WHAT YOU NEED TO DO:
Print the part of the thread about black substrate between "Sounds like my" and "the overhead lights.", inclusive, word for word.

QUOTED TEXT:
************
# Black Substrate with Black Background too much?



## freude88 (Jan 23, 2014)

I am setting up a 55 tank for Mbuna's and have done a plasti dip black background and have some nice grayish lace rock. I was thinking it would look really nice to have some black substrate. I thought this would really show off their colors. Do you think this would look drab? Has anyone else done something similar?

Thanks!


----------



## GTZ (Apr 21, 2010)

Sounds like my 75g, the stocking has changed a bit since this image but the tank remains the same.
One thing to keep in mind is that some darker fish benefit from a light colored substrate which reflects the overhead lights.


----------



## freude88 (Jan 23, 2014)

It's beautiful! I love it! I think my mbuna colors will go well in there.


----------



## Borsig (Nov 21, 2012)

No. Black over black is awesome. Too much awesome for some people to handle, lol.


----------



## freude88 (Jan 23, 2014)

Can you see the poop on the substrate?


----------



## Hapguy63 (Feb 8, 2014)

pure black sand looks too unnatural for my taste. I will say I like the rock layout of your tank though


----------



## GTZ (Apr 21, 2010)

freude88 said:


> Can you see the poop on the substrate?


I'm using a DIY spray bar with an FX5, there's never any detritus on the sand.


----------
************
EXTRACTED RECORDS:
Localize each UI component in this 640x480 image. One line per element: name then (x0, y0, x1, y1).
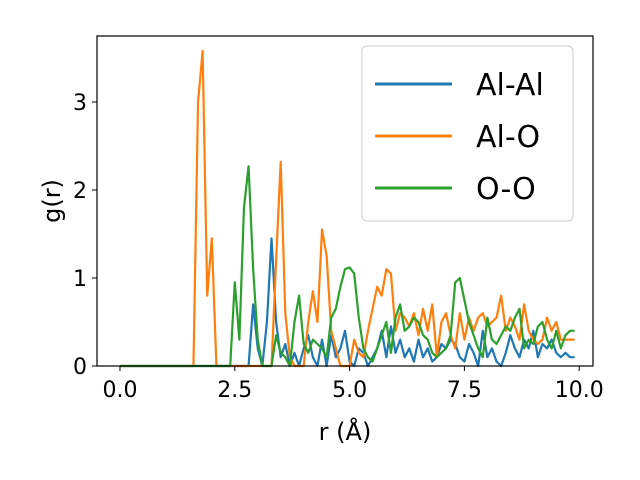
y-axis-label: g(r) (38, 179, 66, 223)
x-axis-ticks: 0.0 2.5 5.0 7.5 10.0 (102, 366, 604, 403)
x-tick-label: 2.5 (217, 378, 252, 403)
plot-frame (96, 35, 594, 367)
x-tick-label: 0.0 (102, 378, 137, 403)
x-tick-label: 7.5 (447, 378, 482, 403)
series-line-al-al (119, 237, 575, 368)
x-tick-label: 5.0 (332, 378, 367, 403)
legend-label-o-o: O-O (476, 172, 536, 207)
y-tick-label: 2 (73, 179, 87, 204)
legend: Al-Al Al-O O-O (361, 45, 574, 222)
y-tick-label: 1 (73, 267, 87, 292)
legend-box (361, 45, 574, 222)
y-tick-label: 0 (73, 355, 87, 380)
legend-label-al-o: Al-O (476, 120, 540, 155)
y-axis-ticks: 0 1 2 3 (73, 91, 97, 380)
legend-label-al-al: Al-Al (476, 68, 544, 103)
x-tick-label: 10.0 (555, 378, 604, 403)
series-line-o-o (119, 165, 575, 368)
y-tick-label: 3 (73, 91, 87, 116)
x-axis-label: r (Å) (319, 417, 372, 446)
************
RESULT:
Sounds like my 75g, the stocking has changed a bit since this image but the tank remains the same.
One thing to keep in mind is that some darker fish benefit from a light colored substrate which reflects the overhead lights.